* _WORK REQUIRED_
Identify and copy all lines of the material where the string "title" is found.

* _TASK INPUTS_
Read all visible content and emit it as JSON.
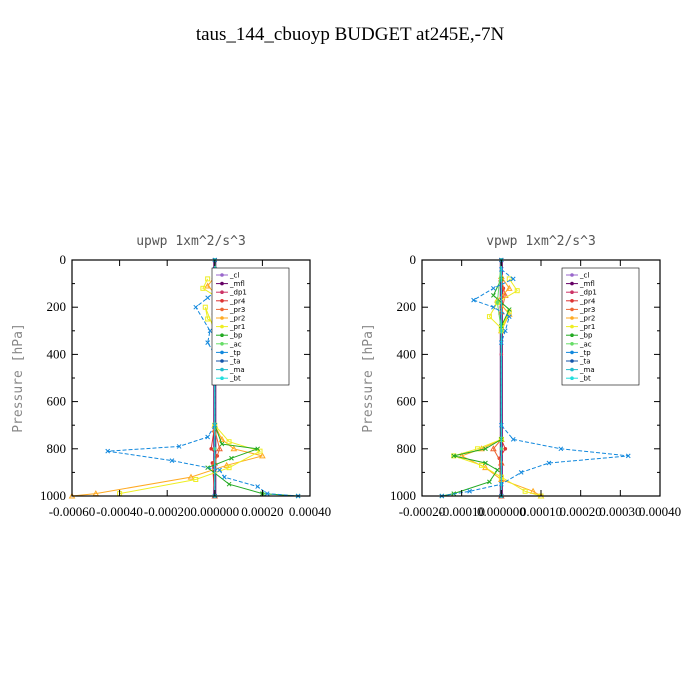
{
  "figure": {
    "title": "taus_144_cbuoyp  BUDGET at245E,-7N"
  },
  "chart_data": [
    {
      "type": "line",
      "title": "upwp   1xm^2/s^3",
      "ylabel": "Pressure [hPa]",
      "xlabel": "",
      "xlim": [
        -0.0006,
        0.0004
      ],
      "ylim": [
        1000,
        0
      ],
      "x_ticks": [
        "-0.00060",
        "-0.00040",
        "-0.00020",
        "0.000000",
        "0.00020",
        "0.00040"
      ],
      "y_ticks": [
        "0",
        "200",
        "400",
        "600",
        "800",
        "1000"
      ],
      "legend_position": "top-right",
      "series": [
        {
          "name": "_cl",
          "color": "#9966cc",
          "marker": "circle",
          "points": [
            [
              0,
              0
            ],
            [
              0,
              1000
            ]
          ]
        },
        {
          "name": "_mfl",
          "color": "#660066",
          "marker": "circle",
          "points": [
            [
              0,
              0
            ],
            [
              0,
              1000
            ]
          ]
        },
        {
          "name": "_dp1",
          "color": "#cc3366",
          "marker": "circle",
          "points": [
            [
              0,
              0
            ],
            [
              0,
              200
            ],
            [
              0,
              400
            ],
            [
              0,
              800
            ],
            [
              0,
              1000
            ]
          ]
        },
        {
          "name": "_pr4",
          "color": "#dd3333",
          "marker": "circle",
          "points": [
            [
              0,
              80
            ],
            [
              5e-06,
              120
            ],
            [
              0,
              200
            ],
            [
              0,
              700
            ],
            [
              -1.5e-05,
              800
            ],
            [
              1e-05,
              830
            ],
            [
              -1e-05,
              860
            ],
            [
              0,
              1000
            ]
          ]
        },
        {
          "name": "_pr3",
          "color": "#ee6633",
          "marker": "triangle",
          "points": [
            [
              0,
              80
            ],
            [
              1e-05,
              150
            ],
            [
              0,
              220
            ],
            [
              0,
              720
            ],
            [
              2e-05,
              800
            ],
            [
              0,
              860
            ],
            [
              0,
              1000
            ]
          ]
        },
        {
          "name": "_pr2",
          "color": "#ffaa22",
          "marker": "triangle",
          "points": [
            [
              0,
              70
            ],
            [
              -3e-05,
              110
            ],
            [
              2e-05,
              160
            ],
            [
              0,
              250
            ],
            [
              0,
              700
            ],
            [
              3e-05,
              760
            ],
            [
              8e-05,
              800
            ],
            [
              0.0002,
              830
            ],
            [
              5e-05,
              870
            ],
            [
              -0.0001,
              920
            ],
            [
              -0.0005,
              990
            ],
            [
              -0.0006,
              1000
            ]
          ]
        },
        {
          "name": "_pr1",
          "color": "#eeee22",
          "marker": "square",
          "points": [
            [
              -3e-05,
              80
            ],
            [
              -5e-05,
              120
            ],
            [
              3e-05,
              170
            ],
            [
              8e-05,
              220
            ],
            [
              2e-05,
              280
            ],
            [
              -3e-05,
              250
            ],
            [
              -4e-05,
              200
            ],
            [
              0,
              300
            ],
            [
              0,
              700
            ],
            [
              6e-05,
              770
            ],
            [
              0.00019,
              810
            ],
            [
              6e-05,
              880
            ],
            [
              -8e-05,
              930
            ],
            [
              -0.0004,
              990
            ]
          ]
        },
        {
          "name": "_bp",
          "color": "#22aa22",
          "marker": "cross",
          "points": [
            [
              0,
              80
            ],
            [
              4e-05,
              150
            ],
            [
              3e-05,
              210
            ],
            [
              0,
              280
            ],
            [
              0,
              700
            ],
            [
              3e-05,
              780
            ],
            [
              0.00018,
              800
            ],
            [
              7e-05,
              840
            ],
            [
              -3e-05,
              880
            ],
            [
              6e-05,
              950
            ],
            [
              0.0002,
              990
            ],
            [
              0.00035,
              1000
            ]
          ]
        },
        {
          "name": "_ac",
          "color": "#66dd66",
          "marker": "circle",
          "points": [
            [
              0,
              0
            ],
            [
              2e-05,
              180
            ],
            [
              0,
              300
            ],
            [
              0,
              800
            ],
            [
              0,
              1000
            ]
          ]
        },
        {
          "name": "_tp",
          "color": "#1188dd",
          "marker": "cross",
          "points": [
            [
              0,
              40
            ],
            [
              3e-05,
              60
            ],
            [
              4e-05,
              100
            ],
            [
              -3e-05,
              160
            ],
            [
              -8e-05,
              200
            ],
            [
              -2e-05,
              300
            ],
            [
              -3e-05,
              350
            ],
            [
              0,
              400
            ],
            [
              0,
              700
            ],
            [
              -3e-05,
              750
            ],
            [
              -0.00015,
              790
            ],
            [
              -0.00045,
              810
            ],
            [
              -0.00018,
              850
            ],
            [
              2e-05,
              890
            ],
            [
              4e-05,
              920
            ],
            [
              0.00018,
              960
            ],
            [
              0.00022,
              990
            ],
            [
              0.00035,
              1000
            ]
          ]
        },
        {
          "name": "_ta",
          "color": "#1155aa",
          "marker": "cross",
          "points": [
            [
              0,
              0
            ],
            [
              0,
              1000
            ]
          ]
        },
        {
          "name": "_ma",
          "color": "#22bbcc",
          "marker": "dash",
          "points": [
            [
              0,
              0
            ],
            [
              0,
              1000
            ]
          ]
        },
        {
          "name": "_bt",
          "color": "#22dddd",
          "marker": "circle",
          "points": [
            [
              0,
              0
            ],
            [
              0,
              1000
            ]
          ]
        }
      ]
    },
    {
      "type": "line",
      "title": "vpwp   1xm^2/s^3",
      "ylabel": "Pressure [hPa]",
      "xlabel": "",
      "xlim": [
        -0.0002,
        0.0004
      ],
      "ylim": [
        1000,
        0
      ],
      "x_ticks": [
        "-0.00020",
        "-0.00010",
        "0.000000",
        "0.00010",
        "0.00020",
        "0.00030",
        "0.00040"
      ],
      "y_ticks": [
        "0",
        "200",
        "400",
        "600",
        "800",
        "1000"
      ],
      "legend_position": "top-right",
      "series": [
        {
          "name": "_cl",
          "color": "#9966cc",
          "marker": "circle",
          "points": [
            [
              0,
              0
            ],
            [
              0,
              1000
            ]
          ]
        },
        {
          "name": "_mfl",
          "color": "#660066",
          "marker": "circle",
          "points": [
            [
              0,
              0
            ],
            [
              0,
              1000
            ]
          ]
        },
        {
          "name": "_dp1",
          "color": "#cc3366",
          "marker": "circle",
          "points": [
            [
              0,
              0
            ],
            [
              0,
              200
            ],
            [
              0,
              400
            ],
            [
              0,
              800
            ],
            [
              0,
              1000
            ]
          ]
        },
        {
          "name": "_pr4",
          "color": "#dd3333",
          "marker": "circle",
          "points": [
            [
              0,
              80
            ],
            [
              5e-06,
              120
            ],
            [
              0,
              200
            ],
            [
              0,
              760
            ],
            [
              1e-05,
              800
            ],
            [
              -5e-06,
              840
            ],
            [
              0,
              1000
            ]
          ]
        },
        {
          "name": "_pr3",
          "color": "#ee6633",
          "marker": "triangle",
          "points": [
            [
              0,
              80
            ],
            [
              1e-05,
              150
            ],
            [
              0,
              220
            ],
            [
              0,
              760
            ],
            [
              -2e-05,
              800
            ],
            [
              0,
              860
            ],
            [
              0,
              1000
            ]
          ]
        },
        {
          "name": "_pr2",
          "color": "#ffaa22",
          "marker": "triangle",
          "points": [
            [
              0,
              70
            ],
            [
              2e-05,
              120
            ],
            [
              -1e-05,
              170
            ],
            [
              2e-05,
              230
            ],
            [
              0,
              300
            ],
            [
              0,
              760
            ],
            [
              -5e-05,
              800
            ],
            [
              -0.0001,
              830
            ],
            [
              -4e-05,
              880
            ],
            [
              0,
              930
            ],
            [
              8e-05,
              980
            ],
            [
              0.0001,
              1000
            ]
          ]
        },
        {
          "name": "_pr1",
          "color": "#eeee22",
          "marker": "square",
          "points": [
            [
              2e-05,
              80
            ],
            [
              4e-05,
              130
            ],
            [
              -1e-05,
              180
            ],
            [
              -3e-05,
              240
            ],
            [
              0,
              290
            ],
            [
              2e-05,
              220
            ],
            [
              0,
              300
            ],
            [
              0,
              760
            ],
            [
              -6e-05,
              800
            ],
            [
              -0.00012,
              830
            ],
            [
              -5e-05,
              870
            ],
            [
              0,
              920
            ],
            [
              6e-05,
              980
            ],
            [
              0.0001,
              1000
            ]
          ]
        },
        {
          "name": "_bp",
          "color": "#22aa22",
          "marker": "cross",
          "points": [
            [
              0,
              80
            ],
            [
              -2e-05,
              150
            ],
            [
              2e-05,
              210
            ],
            [
              0,
              280
            ],
            [
              0,
              760
            ],
            [
              -4e-05,
              800
            ],
            [
              -0.00012,
              830
            ],
            [
              -4e-05,
              860
            ],
            [
              -1e-05,
              890
            ],
            [
              -3e-05,
              940
            ],
            [
              -0.00012,
              990
            ],
            [
              -0.00015,
              1000
            ]
          ]
        },
        {
          "name": "_ac",
          "color": "#66dd66",
          "marker": "circle",
          "points": [
            [
              0,
              0
            ],
            [
              -1e-05,
              180
            ],
            [
              0,
              300
            ],
            [
              0,
              800
            ],
            [
              0,
              1000
            ]
          ]
        },
        {
          "name": "_tp",
          "color": "#1188dd",
          "marker": "cross",
          "points": [
            [
              0,
              40
            ],
            [
              3e-05,
              80
            ],
            [
              -2e-05,
              120
            ],
            [
              -7e-05,
              170
            ],
            [
              -2e-05,
              200
            ],
            [
              2e-05,
              240
            ],
            [
              1e-05,
              300
            ],
            [
              0,
              350
            ],
            [
              0,
              700
            ],
            [
              3e-05,
              760
            ],
            [
              0.00015,
              800
            ],
            [
              0.00032,
              830
            ],
            [
              0.00012,
              860
            ],
            [
              5e-05,
              900
            ],
            [
              0,
              950
            ],
            [
              -8e-05,
              980
            ],
            [
              -0.00015,
              1000
            ]
          ]
        },
        {
          "name": "_ta",
          "color": "#1155aa",
          "marker": "cross",
          "points": [
            [
              0,
              0
            ],
            [
              0,
              1000
            ]
          ]
        },
        {
          "name": "_ma",
          "color": "#22bbcc",
          "marker": "dash",
          "points": [
            [
              0,
              0
            ],
            [
              0,
              1000
            ]
          ]
        },
        {
          "name": "_bt",
          "color": "#22dddd",
          "marker": "circle",
          "points": [
            [
              0,
              0
            ],
            [
              0,
              1000
            ]
          ]
        }
      ]
    }
  ]
}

* _RESPONSE_
    "title": "taus_144_cbuoyp  BUDGET at245E,-7N"
      "title": "upwp   1xm^2/s^3",
      "title": "vpwp   1xm^2/s^3",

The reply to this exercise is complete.